WRITTEN PROBLEM - Write the data out again exactly, dropping any images it holds.

EXTRACTED ENTRIES -
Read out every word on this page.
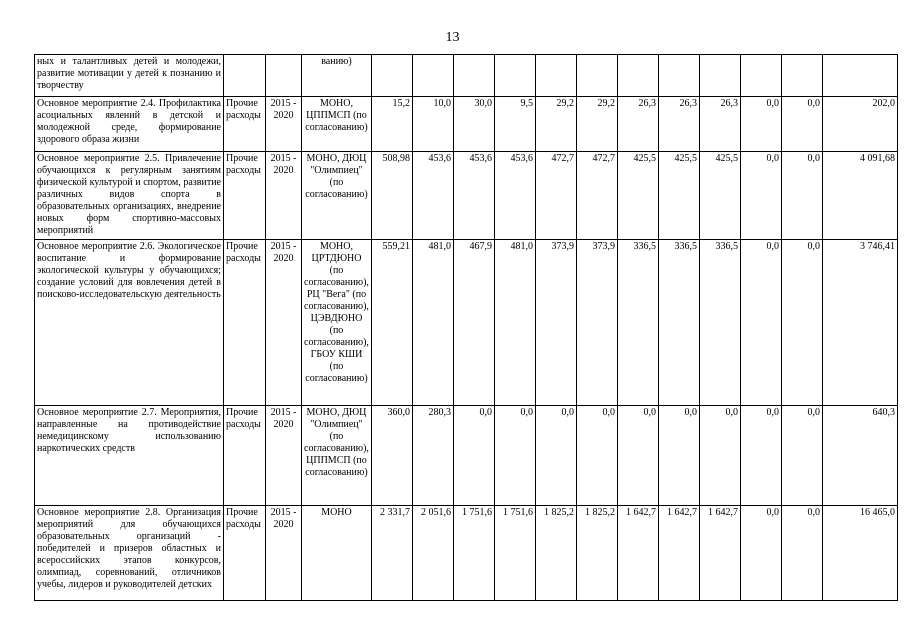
13
ных и талантливых детей и молодежи, развитие мотивации у детей к познанию и творчеству			ванию)												
Основное мероприятие 2.4. Профилактика асоциальных явлений в детской и молодежной среде, формирование здорового образа жизни	Прочие расходы	2015 - 2020	МОНО, ЦППМСП (по согласованию)	15,2	10,0	30,0	9,5	29,2	29,2	26,3	26,3	26,3	0,0	0,0	202,0
Основное мероприятие 2.5. Привлечение обучающихся к регулярным занятиям физической культурой и спортом, развитие различных видов спорта в образовательных организациях, внедрение новых форм спортивно-массовых мероприятий	Прочие расходы	2015 - 2020	МОНО, ДЮЦ "Олимпиец" (по согласованию)	508,98	453,6	453,6	453,6	472,7	472,7	425,5	425,5	425,5	0,0	0,0	4 091,68
Основное мероприятие 2.6. Экологическое воспитание и формирование экологической культуры у обучающихся; создание условий для вовлечения детей в поисково-исследовательскую деятельность	Прочие расходы	2015 - 2020	МОНО, ЦРТДЮНО (по согласованию), РЦ "Вега" (по согласованию), ЦЭВДЮНО (по согласованию), ГБОУ КШИ (по согласованию)	559,21	481,0	467,9	481,0	373,9	373,9	336,5	336,5	336,5	0,0	0,0	3 746,41
Основное мероприятие 2.7. Мероприятия, направленные на противодействие немедицинскому использованию наркотических средств	Прочие расходы	2015 - 2020	МОНО, ДЮЦ "Олимпиец" (по согласованию), ЦППМСП (по согласованию)	360,0	280,3	0,0	0,0	0,0	0,0	0,0	0,0	0,0	0,0	0,0	640,3
Основное мероприятие 2.8. Организация мероприятий для обучающихся образовательных организаций - победителей и призеров областных и всероссийских этапов конкурсов, олимпиад, соревнований, отличников учебы, лидеров и руководителей детских	Прочие расходы	2015 - 2020	МОНО	2 331,7	2 051,6	1 751,6	1 751,6	1 825,2	1 825,2	1 642,7	1 642,7	1 642,7	0,0	0,0	16 465,0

RESULT FOR THIS EXERCISE -
Read out every word on this page.
13
ных и талантливых детей и молодежи, развитие мотивации у детей к познанию и творчеству			ванию)												
Основное мероприятие 2.4. Профилактика асоциальных явлений в детской и молодежной среде, формирование здорового образа жизни	Прочие расходы	2015 - 2020	МОНО, ЦППМСП (по согласованию)	15,2	10,0	30,0	9,5	29,2	29,2	26,3	26,3	26,3	0,0	0,0	202,0
Основное мероприятие 2.5. Привлечение обучающихся к регулярным занятиям физической культурой и спортом, развитие различных видов спорта в образовательных организациях, внедрение новых форм спортивно-массовых мероприятий	Прочие расходы	2015 - 2020	МОНО, ДЮЦ "Олимпиец" (по согласованию)	508,98	453,6	453,6	453,6	472,7	472,7	425,5	425,5	425,5	0,0	0,0	4 091,68
Основное мероприятие 2.6. Экологическое воспитание и формирование экологической культуры у обучающихся; создание условий для вовлечения детей в поисково-исследовательскую деятельность	Прочие расходы	2015 - 2020	МОНО, ЦРТДЮНО (по согласованию), РЦ "Вега" (по согласованию), ЦЭВДЮНО (по согласованию), ГБОУ КШИ (по согласованию)	559,21	481,0	467,9	481,0	373,9	373,9	336,5	336,5	336,5	0,0	0,0	3 746,41
Основное мероприятие 2.7. Мероприятия, направленные на противодействие немедицинскому использованию наркотических средств	Прочие расходы	2015 - 2020	МОНО, ДЮЦ "Олимпиец" (по согласованию), ЦППМСП (по согласованию)	360,0	280,3	0,0	0,0	0,0	0,0	0,0	0,0	0,0	0,0	0,0	640,3
Основное мероприятие 2.8. Организация мероприятий для обучающихся образовательных организаций - победителей и призеров областных и всероссийских этапов конкурсов, олимпиад, соревнований, отличников учебы, лидеров и руководителей детских	Прочие расходы	2015 - 2020	МОНО	2 331,7	2 051,6	1 751,6	1 751,6	1 825,2	1 825,2	1 642,7	1 642,7	1 642,7	0,0	0,0	16 465,0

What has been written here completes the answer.